**Selection**:
+ + +

30. Bad Teacher — Was this movie just a big ruse made by a mutual friend of Cameron Diaz and Justin Timberlake in order to lock them in a room together until they got back together? Because that explanation makes more sense to me than someone actually thinking they would be the right actors to make this movie funny.
I’ve seen twenty movies so far this year (first ten) — here’s a brief update (new additions are in bold):
1. Beginners — This movie is fantastic. A remarkably sincere and heartbreakingly specific work. My favorite quality in a movie is the feeling that what I’m watching is somehow personal — that it could only have been made by this person at this time. A movie doesn’t have to be semi-autobiographical like this one is in order to have that essence, but Beginners is so full of well-observed details and moments, it makes other movies seem fake.
2. Bridesmaids — I was recently asked by someone if I genuinely loved this movie or if I was just one of those people who felt like I should love it, because of Feminism. The answer is that this movie is great and I loved it. I want to see more female-driven comedies that aren’t just about how hard it is for gorgeous Katherine Heigl to find a decent man until she learns to settle for a grotesque muppet-slob like Rogen or Butler, but that doesn’t mean I’m going to automatically love every, say, Bad Teacher.
3. Another Earth — This movie is kind of the opposite of Bad Teacher (see below; far, far below). A lot of things about it don’t work for me, but Brit Marling’s star performance is so fantastic it elevates the whole thing. I really enjoy this kind of feelings-based low-budget science fiction (see also: Moon); I hope there’s a market for it, because I’d love to see more.

+ + +

**Written instruction A**:
In the movie rankings, whose performance is said to elevate Another Earth?
**Written instruction B**:
Return the portion of the movie rankings starting at "I’ve seen twenty" and ending at "movies seem fake.", copied word for word.

**Record excerpts**:

+ + +

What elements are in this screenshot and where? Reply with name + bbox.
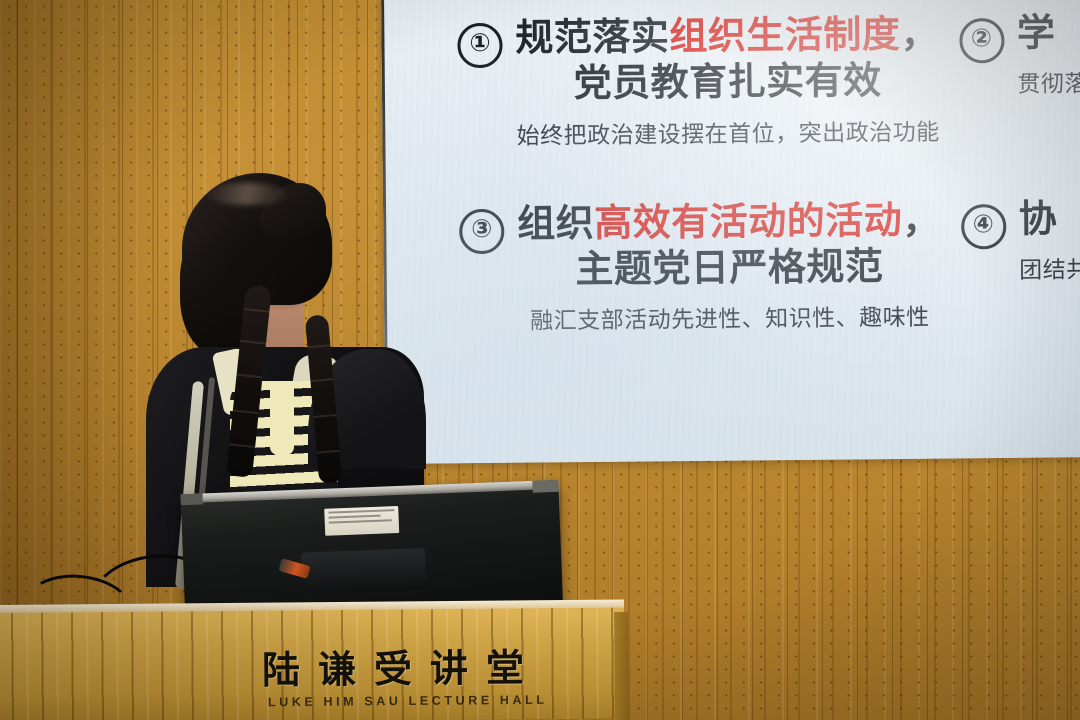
lecture-hall-scene: ① 规范落实组织生活制度， 党员教育扎实有效 始终把政治建设摆在首位，突出政治功… xyxy=(0,0,1080,720)
shirt-placket xyxy=(270,381,294,455)
slide-item-4-marker: ④ xyxy=(961,204,1006,249)
slide-item-3-headline-1-post: ， xyxy=(902,197,941,241)
slide-item-2-subtitle: 贯彻落 xyxy=(1017,65,1080,100)
slide-item-3-subtitle: 融汇支部活动先进性、知识性、趣味性 xyxy=(518,298,942,336)
presentation-slide: ① 规范落实组织生活制度， 党员教育扎实有效 始终把政治建设摆在首位，突出政治功… xyxy=(381,0,1080,464)
slide-item-1-subtitle: 始终把政治建设摆在首位，突出政治功能 xyxy=(516,112,940,150)
slide-item-1-body: 规范落实组织生活制度， 党员教育扎实有效 始终把政治建设摆在首位，突出政治功能 xyxy=(515,11,940,151)
slide-item-3-headline-2: 主题党日严格规范 xyxy=(517,243,941,293)
slide-item-1-marker: ① xyxy=(457,23,502,68)
podium-hall-name-zh: 陆谦受讲堂 xyxy=(262,637,542,694)
slide-item-1-headline-2: 党员教育扎实有效 xyxy=(516,57,940,107)
monitor-stand xyxy=(301,548,426,593)
slide-item-1-headline-1-highlight: 组织生活制度 xyxy=(669,12,900,58)
hair-highlight xyxy=(206,183,288,205)
slide-row-top: ① 规范落实组织生活制度， 党员教育扎实有效 始终把政治建设摆在首位，突出政治功… xyxy=(381,9,1080,151)
podium-hall-name-en: LUKE HIM SAU LECTURE HALL xyxy=(268,693,548,709)
projection-screen: ① 规范落实组织生活制度， 党员教育扎实有效 始终把政治建设摆在首位，突出政治功… xyxy=(381,0,1080,464)
slide-item-2-marker: ② xyxy=(959,18,1004,63)
monitor-corner-left xyxy=(181,493,203,505)
slide-item-3-headline-1: 组织高效有活动的活动， xyxy=(517,196,941,246)
slide-item-4-headline-1: 协 xyxy=(1018,195,1080,242)
slide-row-bottom: ③ 组织高效有活动的活动， 主题党日严格规范 融汇支部活动先进性、知识性、趣味性… xyxy=(383,195,1080,337)
slide-item-3-body: 组织高效有活动的活动， 主题党日严格规范 融汇支部活动先进性、知识性、趣味性 xyxy=(517,196,942,336)
slide-item-1-headline-1-post: ， xyxy=(900,12,939,56)
slide-item-2: ② 学 贯彻落 xyxy=(945,9,1080,100)
slide-item-3-headline-1-highlight: 高效有活动的活动 xyxy=(594,198,902,245)
monitor-spec-label xyxy=(324,506,399,536)
slide-item-4-body: 协 团结共 xyxy=(1018,195,1080,285)
slide-item-3: ③ 组织高效有活动的活动， 主题党日严格规范 融汇支部活动先进性、知识性、趣味性 xyxy=(383,196,948,337)
slide-item-3-marker: ③ xyxy=(459,209,504,254)
slide-item-2-body: 学 贯彻落 xyxy=(1017,9,1080,99)
podium-right-side xyxy=(614,612,629,720)
slide-item-3-headline-1-pre: 组织 xyxy=(517,201,594,246)
slide-item-1-headline-1-pre: 规范落实 xyxy=(515,14,669,59)
monitor-corner-right xyxy=(532,480,558,493)
slide-item-4: ④ 协 团结共 xyxy=(946,195,1080,286)
slide-item-2-headline-1: 学 xyxy=(1017,9,1080,56)
slide-item-4-subtitle: 团结共 xyxy=(1019,250,1080,285)
slide-item-1: ① 规范落实组织生活制度， 党员教育扎实有效 始终把政治建设摆在首位，突出政治功… xyxy=(381,11,946,152)
slide-item-1-headline-1: 规范落实组织生活制度， xyxy=(515,11,939,61)
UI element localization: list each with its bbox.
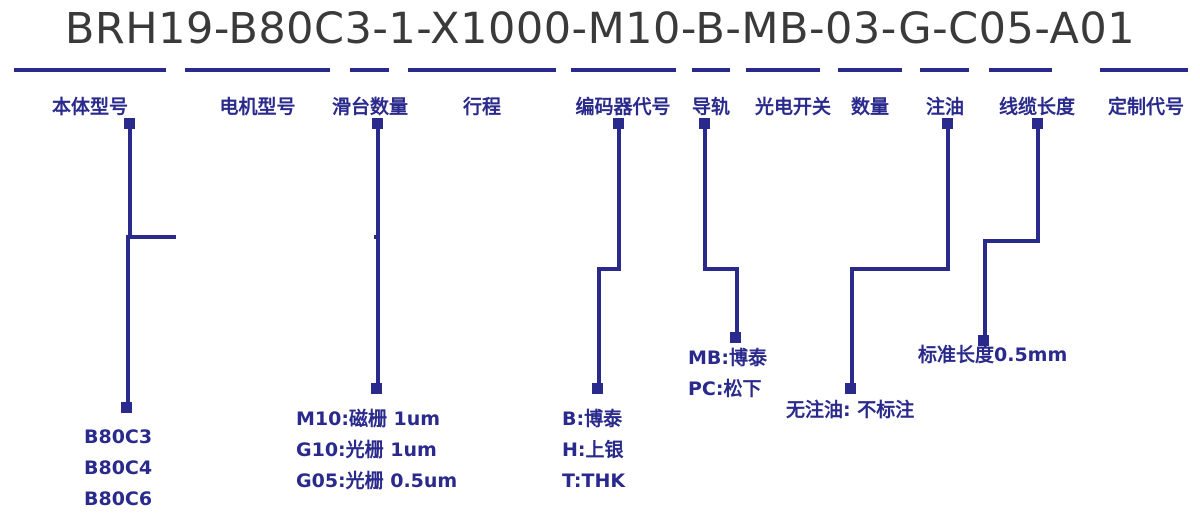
connector-cable-h1 — [983, 239, 1040, 243]
connector-end-photo-switch — [730, 332, 741, 343]
segment-rule-encoder-code — [571, 68, 676, 72]
value-line: 标准长度0.5mm — [918, 340, 1067, 371]
segment-label-custom-code: 定制代号 — [1096, 92, 1196, 119]
value-block-cable: 标准长度0.5mm — [918, 340, 1067, 371]
connector-encoder-v2 — [376, 235, 380, 388]
connector-cable-v1 — [1036, 122, 1040, 242]
segment-rule-stroke — [408, 68, 556, 72]
connector-oil-h1 — [850, 267, 950, 271]
segment-rule-oil — [920, 68, 969, 72]
connector-encoder-v1 — [376, 122, 380, 237]
part-number-title: BRH19-B80C3-1-X1000-M10-B-MB-03-G-C05-A0… — [0, 4, 1200, 54]
value-line: G10:光栅 1um — [296, 435, 457, 466]
connector-body-model-v1 — [128, 122, 132, 237]
value-line: B:博泰 — [562, 404, 625, 435]
segment-rule-quantity — [838, 68, 902, 72]
segment-rule-body-model — [14, 68, 166, 72]
segment-label-rail: 导轨 — [681, 92, 741, 119]
connector-body-model-h1 — [126, 235, 176, 239]
segment-label-quantity: 数量 — [840, 92, 900, 119]
value-line: MB:博泰 — [688, 343, 767, 374]
value-line: B80C3 — [84, 422, 152, 453]
value-block-oil: 无注油: 不标注 — [786, 395, 914, 426]
segment-label-oil: 注油 — [915, 92, 975, 119]
connector-photo-switch-v2 — [735, 267, 739, 337]
segment-rule-rail — [692, 68, 730, 72]
connector-end-rail — [592, 383, 603, 394]
connector-end-body-model — [121, 402, 132, 413]
value-line: H:上银 — [562, 435, 625, 466]
value-line: B80C4 — [84, 453, 152, 484]
connector-rail-v2 — [597, 267, 601, 388]
connector-cable-v2 — [983, 239, 987, 340]
value-line: T:THK — [562, 466, 625, 497]
segment-rule-custom-code — [1100, 68, 1188, 72]
connector-end-oil — [845, 383, 856, 394]
value-line: 无注油: 不标注 — [786, 395, 914, 426]
segment-label-cable-length: 线缆长度 — [987, 92, 1087, 119]
segment-rule-photo-switch — [746, 68, 820, 72]
segment-label-encoder-code: 编码器代号 — [558, 92, 688, 119]
segment-rule-slide-count — [350, 68, 389, 72]
model-number-breakdown-diagram: BRH19-B80C3-1-X1000-M10-B-MB-03-G-C05-A0… — [0, 0, 1200, 519]
segment-label-body-model: 本体型号 — [14, 92, 166, 119]
segment-label-photo-switch: 光电开关 — [743, 92, 843, 119]
connector-photo-switch-v1 — [703, 122, 707, 270]
segment-label-stroke: 行程 — [432, 92, 532, 119]
value-line: PC:松下 — [688, 374, 767, 405]
value-block-photo-switch: MB:博泰 PC:松下 — [688, 343, 767, 405]
value-line: B80C6 — [84, 484, 152, 515]
segment-label-slide-count: 滑台数量 — [320, 92, 420, 119]
segment-rule-cable-length — [989, 68, 1052, 72]
connector-oil-v2 — [850, 267, 854, 388]
connector-photo-switch-h2 — [703, 267, 739, 271]
value-line: G05:光栅 0.5um — [296, 466, 457, 497]
segment-rule-motor-model — [185, 68, 330, 72]
value-block-encoder: M10:磁栅 1um G10:光栅 1um G05:光栅 0.5um — [296, 404, 457, 497]
connector-rail-v1 — [617, 122, 621, 270]
segment-label-motor-model: 电机型号 — [185, 92, 330, 119]
connector-oil-v1 — [946, 122, 950, 270]
connector-end-encoder — [371, 383, 382, 394]
value-line: M10:磁栅 1um — [296, 404, 457, 435]
value-block-body-model: B80C3 B80C4 B80C6 — [84, 422, 152, 515]
value-block-rail: B:博泰 H:上银 T:THK — [562, 404, 625, 497]
connector-body-model-v2 — [126, 235, 130, 408]
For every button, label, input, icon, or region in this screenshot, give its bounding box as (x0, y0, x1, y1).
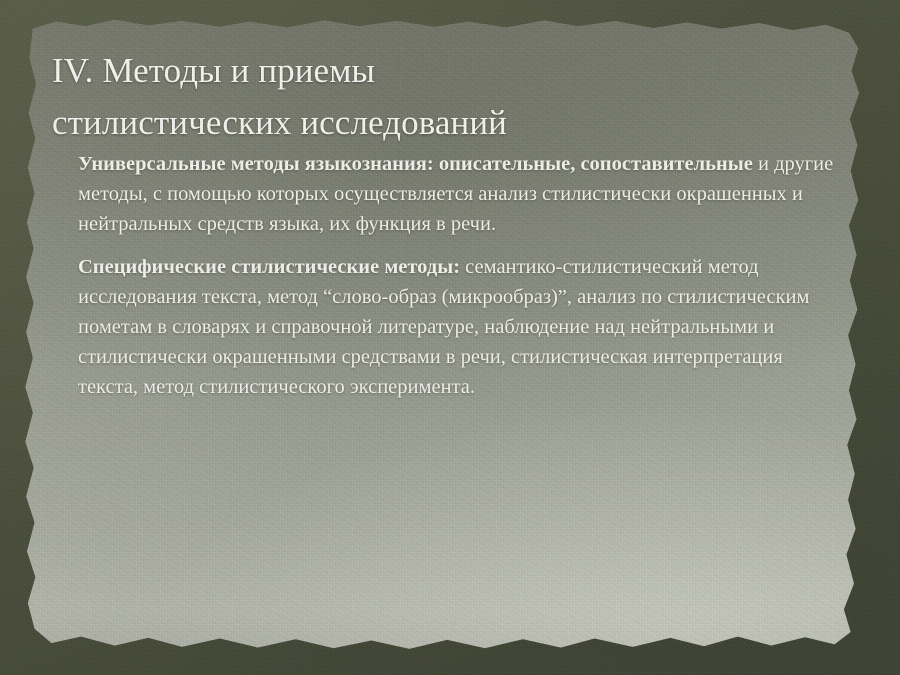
paragraph-specific-stylistic-methods: Специфические стилистические методы: сем… (78, 253, 846, 402)
slide-title: IV. Методы и приемы стилистических иссле… (52, 45, 772, 149)
slide-title-line-2: стилистических исследований (52, 103, 507, 142)
presentation-slide: IV. Методы и приемы стилистических иссле… (0, 0, 900, 675)
slide-title-line-1: IV. Методы и приемы (52, 51, 375, 90)
slide-content: IV. Методы и приемы стилистических иссле… (0, 0, 900, 675)
paragraph-2-bold-lead: Специфические стилистические методы: (78, 256, 460, 278)
slide-body: Универсальные методы языкознания: описат… (78, 150, 846, 403)
paragraph-1-bold-lead: Универсальные методы языкознания: описат… (78, 153, 753, 175)
paragraph-universal-methods: Универсальные методы языкознания: описат… (78, 150, 846, 239)
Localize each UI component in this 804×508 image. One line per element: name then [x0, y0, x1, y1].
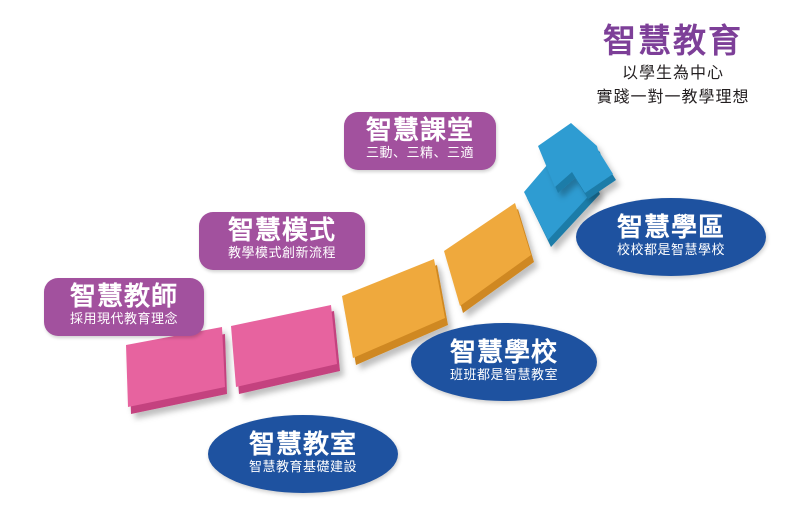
arrow-segment-1	[126, 327, 227, 414]
label-smart-classroom-teaching[interactable]: 智慧課堂 三動、三精、三適	[344, 112, 496, 170]
label-smart-classroom-teaching-title: 智慧課堂	[354, 117, 486, 146]
label-smart-classroom[interactable]: 智慧教室 智慧教育基礎建設	[208, 415, 398, 493]
arrow-segment-2	[231, 305, 340, 394]
headline-block: 智慧教育 以學生為中心 實踐一對一教學理想	[548, 22, 798, 109]
label-smart-classroom-subtitle: 智慧教育基礎建設	[249, 460, 357, 477]
arrow-segment-4	[444, 203, 534, 313]
label-smart-district-subtitle: 校校都是智慧學校	[617, 243, 725, 260]
infographic-canvas: 智慧教育 以學生為中心 實踐一對一教學理想 智慧教師 採用現代教育理念 智慧模式…	[0, 0, 804, 508]
label-smart-teacher-title: 智慧教師	[54, 283, 194, 312]
label-smart-classroom-title: 智慧教室	[249, 431, 357, 460]
label-smart-mode-title: 智慧模式	[209, 217, 355, 246]
label-smart-school-title: 智慧學校	[450, 339, 558, 368]
label-smart-classroom-teaching-subtitle: 三動、三精、三適	[354, 146, 486, 163]
label-smart-mode[interactable]: 智慧模式 教學模式創新流程	[199, 212, 365, 270]
headline-subtitle-line-1: 以學生為中心	[548, 61, 798, 85]
label-smart-teacher-subtitle: 採用現代教育理念	[54, 312, 194, 329]
label-smart-district[interactable]: 智慧學區 校校都是智慧學校	[576, 198, 766, 276]
label-smart-mode-subtitle: 教學模式創新流程	[209, 246, 355, 263]
headline-subtitle-line-2: 實踐一對一教學理想	[548, 85, 798, 109]
label-smart-teacher[interactable]: 智慧教師 採用現代教育理念	[44, 278, 204, 336]
label-smart-district-title: 智慧學區	[617, 214, 725, 243]
page-title: 智慧教育	[548, 22, 798, 61]
label-smart-school-subtitle: 班班都是智慧教室	[450, 368, 558, 385]
label-smart-school[interactable]: 智慧學校 班班都是智慧教室	[411, 323, 597, 401]
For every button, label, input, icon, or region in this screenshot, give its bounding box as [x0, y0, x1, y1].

+ + +

**Response A**:
Brit Marling's star performance.

**Response B**:
I’ve seen twenty movies so far this year (first ten) — here’s a brief update (new additions are in bold):
1. Beginners — This movie is fantastic. A remarkably sincere and heartbreakingly specific work. My favorite quality in a movie is the feeling that what I’m watching is somehow personal — that it could only have been made by this person at this time. A movie doesn’t have to be semi-autobiographical like this one is in order to have that essence, but Beginners is so full of well-observed details and moments, it makes other movies seem fake.